* [Work to complete]: Gather every line that includes the word "ylabel", please.

--- Start of Recorded data ---

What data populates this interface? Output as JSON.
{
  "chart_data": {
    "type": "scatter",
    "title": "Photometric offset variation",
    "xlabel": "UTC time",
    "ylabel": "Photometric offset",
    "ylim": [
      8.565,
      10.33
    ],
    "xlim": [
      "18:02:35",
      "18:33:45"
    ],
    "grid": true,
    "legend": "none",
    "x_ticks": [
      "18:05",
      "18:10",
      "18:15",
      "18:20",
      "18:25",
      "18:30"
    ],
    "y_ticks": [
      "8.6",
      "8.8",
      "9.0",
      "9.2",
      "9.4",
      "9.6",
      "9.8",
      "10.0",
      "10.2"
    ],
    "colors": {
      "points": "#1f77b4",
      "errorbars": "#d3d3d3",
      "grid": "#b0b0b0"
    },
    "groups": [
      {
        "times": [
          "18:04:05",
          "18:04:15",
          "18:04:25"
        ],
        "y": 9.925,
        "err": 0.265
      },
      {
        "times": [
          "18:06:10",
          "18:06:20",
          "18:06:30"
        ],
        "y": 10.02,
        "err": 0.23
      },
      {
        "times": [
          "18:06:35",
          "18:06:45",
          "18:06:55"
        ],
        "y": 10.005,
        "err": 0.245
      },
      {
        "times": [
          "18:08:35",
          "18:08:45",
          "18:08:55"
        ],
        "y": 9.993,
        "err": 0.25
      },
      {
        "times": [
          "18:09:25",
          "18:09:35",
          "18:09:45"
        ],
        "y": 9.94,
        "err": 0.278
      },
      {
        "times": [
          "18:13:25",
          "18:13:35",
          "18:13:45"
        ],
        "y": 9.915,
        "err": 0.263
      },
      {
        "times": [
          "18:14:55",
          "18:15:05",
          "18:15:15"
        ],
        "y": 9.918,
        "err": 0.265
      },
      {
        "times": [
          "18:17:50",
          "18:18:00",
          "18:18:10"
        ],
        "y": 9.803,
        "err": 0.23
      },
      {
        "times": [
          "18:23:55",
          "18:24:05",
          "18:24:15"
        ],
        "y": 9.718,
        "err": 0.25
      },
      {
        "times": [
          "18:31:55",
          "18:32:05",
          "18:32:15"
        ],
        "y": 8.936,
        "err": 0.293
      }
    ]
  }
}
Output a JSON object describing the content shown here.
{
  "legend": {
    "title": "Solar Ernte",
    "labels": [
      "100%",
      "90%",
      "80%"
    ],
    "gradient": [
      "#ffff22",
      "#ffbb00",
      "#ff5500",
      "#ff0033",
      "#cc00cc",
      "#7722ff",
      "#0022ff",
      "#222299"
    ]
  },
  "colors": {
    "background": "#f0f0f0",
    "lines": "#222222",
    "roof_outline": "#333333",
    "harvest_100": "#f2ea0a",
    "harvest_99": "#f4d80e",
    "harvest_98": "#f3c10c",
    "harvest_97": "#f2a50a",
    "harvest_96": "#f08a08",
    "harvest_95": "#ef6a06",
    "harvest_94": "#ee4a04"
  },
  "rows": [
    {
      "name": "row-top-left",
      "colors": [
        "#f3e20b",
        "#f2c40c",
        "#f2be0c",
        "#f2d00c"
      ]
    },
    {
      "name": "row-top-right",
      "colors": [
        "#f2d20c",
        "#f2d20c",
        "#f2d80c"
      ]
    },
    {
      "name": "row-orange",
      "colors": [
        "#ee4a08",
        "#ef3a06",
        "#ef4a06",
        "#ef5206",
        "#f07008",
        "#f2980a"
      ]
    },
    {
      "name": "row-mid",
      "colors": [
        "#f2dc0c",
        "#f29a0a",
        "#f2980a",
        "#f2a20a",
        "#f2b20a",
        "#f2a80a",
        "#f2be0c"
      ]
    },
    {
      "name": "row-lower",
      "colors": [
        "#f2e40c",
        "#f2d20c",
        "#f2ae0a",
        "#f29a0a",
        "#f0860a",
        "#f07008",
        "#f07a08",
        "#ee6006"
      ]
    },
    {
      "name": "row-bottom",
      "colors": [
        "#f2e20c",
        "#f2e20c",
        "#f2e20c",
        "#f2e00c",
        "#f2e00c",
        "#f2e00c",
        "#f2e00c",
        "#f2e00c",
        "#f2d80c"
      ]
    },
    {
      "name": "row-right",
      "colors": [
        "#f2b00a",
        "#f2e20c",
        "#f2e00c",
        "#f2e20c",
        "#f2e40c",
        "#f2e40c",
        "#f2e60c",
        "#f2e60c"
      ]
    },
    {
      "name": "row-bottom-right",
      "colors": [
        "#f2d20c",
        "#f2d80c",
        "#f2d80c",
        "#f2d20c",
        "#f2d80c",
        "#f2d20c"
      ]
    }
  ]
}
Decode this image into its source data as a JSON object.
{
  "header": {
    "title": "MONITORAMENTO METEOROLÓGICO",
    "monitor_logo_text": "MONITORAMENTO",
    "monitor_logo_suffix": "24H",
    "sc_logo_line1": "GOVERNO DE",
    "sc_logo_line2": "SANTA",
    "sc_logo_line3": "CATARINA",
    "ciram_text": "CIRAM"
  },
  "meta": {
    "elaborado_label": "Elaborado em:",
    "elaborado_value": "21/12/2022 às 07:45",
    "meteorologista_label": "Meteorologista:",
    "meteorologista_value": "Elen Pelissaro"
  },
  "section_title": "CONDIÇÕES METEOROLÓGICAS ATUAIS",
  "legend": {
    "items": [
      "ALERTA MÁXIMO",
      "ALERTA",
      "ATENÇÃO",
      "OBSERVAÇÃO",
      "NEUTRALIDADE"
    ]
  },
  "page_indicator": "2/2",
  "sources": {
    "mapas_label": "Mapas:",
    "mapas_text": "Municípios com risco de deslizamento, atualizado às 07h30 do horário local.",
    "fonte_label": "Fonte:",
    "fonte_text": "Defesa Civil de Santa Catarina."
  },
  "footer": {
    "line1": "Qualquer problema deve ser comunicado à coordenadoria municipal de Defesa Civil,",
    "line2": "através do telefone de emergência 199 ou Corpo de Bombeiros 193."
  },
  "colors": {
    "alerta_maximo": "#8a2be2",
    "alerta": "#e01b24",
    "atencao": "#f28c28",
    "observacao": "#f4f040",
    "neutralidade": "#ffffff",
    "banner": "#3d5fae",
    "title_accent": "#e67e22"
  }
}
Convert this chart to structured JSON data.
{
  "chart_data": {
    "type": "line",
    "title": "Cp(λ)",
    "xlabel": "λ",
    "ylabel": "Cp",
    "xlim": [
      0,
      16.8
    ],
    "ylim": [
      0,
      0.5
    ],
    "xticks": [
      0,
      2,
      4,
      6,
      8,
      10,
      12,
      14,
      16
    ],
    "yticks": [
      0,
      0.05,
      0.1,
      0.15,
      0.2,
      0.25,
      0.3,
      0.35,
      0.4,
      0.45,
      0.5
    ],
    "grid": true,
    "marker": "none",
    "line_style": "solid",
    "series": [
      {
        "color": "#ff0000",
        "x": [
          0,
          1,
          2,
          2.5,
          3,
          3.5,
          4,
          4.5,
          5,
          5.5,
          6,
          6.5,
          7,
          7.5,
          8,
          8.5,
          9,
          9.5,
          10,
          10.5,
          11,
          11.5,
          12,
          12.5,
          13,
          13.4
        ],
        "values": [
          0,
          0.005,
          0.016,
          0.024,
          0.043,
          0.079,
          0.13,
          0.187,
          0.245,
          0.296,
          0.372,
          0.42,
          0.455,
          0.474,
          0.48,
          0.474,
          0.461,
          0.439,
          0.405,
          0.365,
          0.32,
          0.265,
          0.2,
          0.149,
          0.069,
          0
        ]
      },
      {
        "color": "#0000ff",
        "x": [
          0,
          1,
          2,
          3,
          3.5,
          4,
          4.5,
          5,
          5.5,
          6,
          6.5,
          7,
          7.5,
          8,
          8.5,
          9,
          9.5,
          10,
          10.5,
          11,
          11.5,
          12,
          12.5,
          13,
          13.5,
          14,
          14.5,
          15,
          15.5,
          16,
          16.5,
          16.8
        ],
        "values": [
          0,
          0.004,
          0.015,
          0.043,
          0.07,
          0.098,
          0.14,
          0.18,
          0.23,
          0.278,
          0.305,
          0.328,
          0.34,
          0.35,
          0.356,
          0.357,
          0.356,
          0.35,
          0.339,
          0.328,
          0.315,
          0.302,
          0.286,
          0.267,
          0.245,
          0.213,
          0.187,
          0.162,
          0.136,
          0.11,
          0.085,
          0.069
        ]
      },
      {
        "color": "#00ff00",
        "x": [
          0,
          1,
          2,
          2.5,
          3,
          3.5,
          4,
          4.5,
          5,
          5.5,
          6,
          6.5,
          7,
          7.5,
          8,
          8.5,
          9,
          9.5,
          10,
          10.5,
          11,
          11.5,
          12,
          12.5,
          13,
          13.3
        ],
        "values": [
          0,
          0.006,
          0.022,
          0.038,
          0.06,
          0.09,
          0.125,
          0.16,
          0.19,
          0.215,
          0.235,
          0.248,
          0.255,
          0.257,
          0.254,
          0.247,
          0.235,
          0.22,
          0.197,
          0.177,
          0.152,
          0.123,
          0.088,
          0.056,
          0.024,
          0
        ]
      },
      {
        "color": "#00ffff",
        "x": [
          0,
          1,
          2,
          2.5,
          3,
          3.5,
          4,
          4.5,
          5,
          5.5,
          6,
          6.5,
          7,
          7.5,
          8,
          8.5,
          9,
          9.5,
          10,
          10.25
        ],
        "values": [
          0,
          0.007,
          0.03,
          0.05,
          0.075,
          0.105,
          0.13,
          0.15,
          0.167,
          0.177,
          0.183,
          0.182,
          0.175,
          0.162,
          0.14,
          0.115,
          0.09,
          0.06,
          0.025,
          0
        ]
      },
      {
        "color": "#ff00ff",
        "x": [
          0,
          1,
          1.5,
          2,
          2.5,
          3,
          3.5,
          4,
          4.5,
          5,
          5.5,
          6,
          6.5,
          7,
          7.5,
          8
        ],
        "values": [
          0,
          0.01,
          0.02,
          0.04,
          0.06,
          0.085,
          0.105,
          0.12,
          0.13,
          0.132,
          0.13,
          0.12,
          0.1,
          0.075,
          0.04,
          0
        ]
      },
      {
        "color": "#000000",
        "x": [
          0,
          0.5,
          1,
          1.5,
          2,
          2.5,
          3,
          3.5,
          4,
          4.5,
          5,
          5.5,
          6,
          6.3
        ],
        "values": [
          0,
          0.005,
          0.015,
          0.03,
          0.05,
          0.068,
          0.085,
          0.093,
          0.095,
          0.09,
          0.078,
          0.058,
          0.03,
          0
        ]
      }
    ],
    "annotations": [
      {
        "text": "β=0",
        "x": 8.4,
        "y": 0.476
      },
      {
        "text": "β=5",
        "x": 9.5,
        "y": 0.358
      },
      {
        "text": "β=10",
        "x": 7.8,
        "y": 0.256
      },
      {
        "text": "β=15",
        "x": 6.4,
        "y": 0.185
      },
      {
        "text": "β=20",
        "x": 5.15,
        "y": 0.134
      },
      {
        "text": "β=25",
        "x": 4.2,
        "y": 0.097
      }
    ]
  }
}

--- End of Recorded data ---

* [Answer to this task]:
    "ylabel": "Photometric offset",
    "ylabel": "Cp",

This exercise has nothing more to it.